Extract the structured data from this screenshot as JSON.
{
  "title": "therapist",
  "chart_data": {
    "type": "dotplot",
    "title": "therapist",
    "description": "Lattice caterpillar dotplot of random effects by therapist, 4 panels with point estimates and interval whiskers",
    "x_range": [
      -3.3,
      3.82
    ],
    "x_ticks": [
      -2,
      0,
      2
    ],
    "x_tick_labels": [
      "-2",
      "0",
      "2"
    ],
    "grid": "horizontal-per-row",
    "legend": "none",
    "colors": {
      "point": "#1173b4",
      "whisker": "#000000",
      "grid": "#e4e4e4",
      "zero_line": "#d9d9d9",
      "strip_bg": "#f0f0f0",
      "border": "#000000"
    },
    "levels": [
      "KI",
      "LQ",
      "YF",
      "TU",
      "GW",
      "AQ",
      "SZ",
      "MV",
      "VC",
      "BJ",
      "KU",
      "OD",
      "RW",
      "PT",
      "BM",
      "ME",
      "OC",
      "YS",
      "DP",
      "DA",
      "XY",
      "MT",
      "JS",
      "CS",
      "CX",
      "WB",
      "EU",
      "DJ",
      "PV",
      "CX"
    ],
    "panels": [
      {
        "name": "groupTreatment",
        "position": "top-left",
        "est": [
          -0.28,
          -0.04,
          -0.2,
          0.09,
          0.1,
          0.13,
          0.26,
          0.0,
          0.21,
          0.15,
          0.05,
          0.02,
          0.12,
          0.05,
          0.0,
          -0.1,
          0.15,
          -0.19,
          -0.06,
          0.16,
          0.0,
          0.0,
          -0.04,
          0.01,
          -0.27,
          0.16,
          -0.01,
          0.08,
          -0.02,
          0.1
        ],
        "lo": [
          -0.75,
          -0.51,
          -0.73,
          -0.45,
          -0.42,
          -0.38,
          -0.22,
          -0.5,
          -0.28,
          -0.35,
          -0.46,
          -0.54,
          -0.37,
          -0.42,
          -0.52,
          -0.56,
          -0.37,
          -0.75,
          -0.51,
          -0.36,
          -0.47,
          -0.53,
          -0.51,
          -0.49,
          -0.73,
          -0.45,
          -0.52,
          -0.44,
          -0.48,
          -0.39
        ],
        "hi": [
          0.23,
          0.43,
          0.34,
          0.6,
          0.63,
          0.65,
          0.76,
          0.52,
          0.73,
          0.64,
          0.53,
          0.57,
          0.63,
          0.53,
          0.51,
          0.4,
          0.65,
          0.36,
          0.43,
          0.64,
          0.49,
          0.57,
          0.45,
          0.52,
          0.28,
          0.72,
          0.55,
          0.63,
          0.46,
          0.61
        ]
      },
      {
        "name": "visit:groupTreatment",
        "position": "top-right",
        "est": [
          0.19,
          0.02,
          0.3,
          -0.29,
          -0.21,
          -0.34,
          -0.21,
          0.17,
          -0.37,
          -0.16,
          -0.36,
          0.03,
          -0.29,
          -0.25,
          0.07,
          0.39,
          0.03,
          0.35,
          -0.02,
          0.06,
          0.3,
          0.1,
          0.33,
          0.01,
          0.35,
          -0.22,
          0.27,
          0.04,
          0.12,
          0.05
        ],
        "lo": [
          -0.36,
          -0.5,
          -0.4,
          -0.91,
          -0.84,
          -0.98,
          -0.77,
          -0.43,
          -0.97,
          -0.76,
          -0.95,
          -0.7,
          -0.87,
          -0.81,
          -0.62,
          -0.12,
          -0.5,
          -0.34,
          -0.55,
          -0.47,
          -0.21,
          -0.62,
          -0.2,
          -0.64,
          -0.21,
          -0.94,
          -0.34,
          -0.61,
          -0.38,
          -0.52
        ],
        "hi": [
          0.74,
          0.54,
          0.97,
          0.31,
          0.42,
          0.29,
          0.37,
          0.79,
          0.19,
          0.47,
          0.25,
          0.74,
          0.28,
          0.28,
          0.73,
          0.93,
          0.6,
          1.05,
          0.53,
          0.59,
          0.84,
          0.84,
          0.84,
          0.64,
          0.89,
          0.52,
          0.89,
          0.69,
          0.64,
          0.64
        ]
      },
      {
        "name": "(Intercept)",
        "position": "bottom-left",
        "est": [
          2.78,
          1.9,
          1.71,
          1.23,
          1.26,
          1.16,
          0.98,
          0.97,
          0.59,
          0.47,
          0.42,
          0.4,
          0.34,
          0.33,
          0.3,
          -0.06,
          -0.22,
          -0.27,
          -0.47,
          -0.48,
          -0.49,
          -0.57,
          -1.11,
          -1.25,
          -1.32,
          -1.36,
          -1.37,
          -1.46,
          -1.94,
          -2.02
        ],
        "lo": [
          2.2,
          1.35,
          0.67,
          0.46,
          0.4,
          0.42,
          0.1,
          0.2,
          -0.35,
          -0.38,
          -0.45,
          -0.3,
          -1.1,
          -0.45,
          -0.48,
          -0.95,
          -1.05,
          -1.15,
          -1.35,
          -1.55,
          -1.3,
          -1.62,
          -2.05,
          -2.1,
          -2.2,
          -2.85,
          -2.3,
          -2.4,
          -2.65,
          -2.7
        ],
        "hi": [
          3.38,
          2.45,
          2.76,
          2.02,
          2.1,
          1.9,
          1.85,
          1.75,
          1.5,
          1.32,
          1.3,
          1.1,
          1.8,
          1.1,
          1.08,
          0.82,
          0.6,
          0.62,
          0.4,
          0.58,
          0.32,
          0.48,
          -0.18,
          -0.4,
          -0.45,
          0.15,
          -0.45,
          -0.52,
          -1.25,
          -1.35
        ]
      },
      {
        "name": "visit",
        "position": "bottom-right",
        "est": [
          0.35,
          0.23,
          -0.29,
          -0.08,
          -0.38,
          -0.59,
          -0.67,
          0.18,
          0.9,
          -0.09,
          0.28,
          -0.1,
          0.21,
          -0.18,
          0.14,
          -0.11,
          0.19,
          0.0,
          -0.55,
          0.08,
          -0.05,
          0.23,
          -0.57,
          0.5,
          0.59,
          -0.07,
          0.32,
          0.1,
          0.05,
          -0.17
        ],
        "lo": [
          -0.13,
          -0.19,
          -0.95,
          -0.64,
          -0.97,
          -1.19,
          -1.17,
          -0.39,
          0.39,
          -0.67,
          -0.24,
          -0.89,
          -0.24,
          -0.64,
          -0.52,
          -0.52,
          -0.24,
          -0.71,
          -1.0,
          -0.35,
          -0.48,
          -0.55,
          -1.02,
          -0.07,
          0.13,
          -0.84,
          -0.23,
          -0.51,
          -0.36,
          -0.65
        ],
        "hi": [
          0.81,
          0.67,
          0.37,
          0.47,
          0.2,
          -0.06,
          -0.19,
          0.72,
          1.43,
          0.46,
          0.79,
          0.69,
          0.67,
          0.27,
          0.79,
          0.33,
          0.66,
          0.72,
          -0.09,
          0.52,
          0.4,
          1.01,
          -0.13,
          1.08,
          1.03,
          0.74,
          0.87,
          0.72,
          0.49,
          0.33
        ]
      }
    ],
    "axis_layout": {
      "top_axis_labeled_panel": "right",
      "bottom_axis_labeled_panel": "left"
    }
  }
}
-=-=-
[Task]: Using the listing above, return all lines where the word "panels" occurs.

[Task answer]:
    "description": "Lattice caterpillar dotplot of random effects by therapist, 4 panels with point estimates and interval whiskers",
    "panels": [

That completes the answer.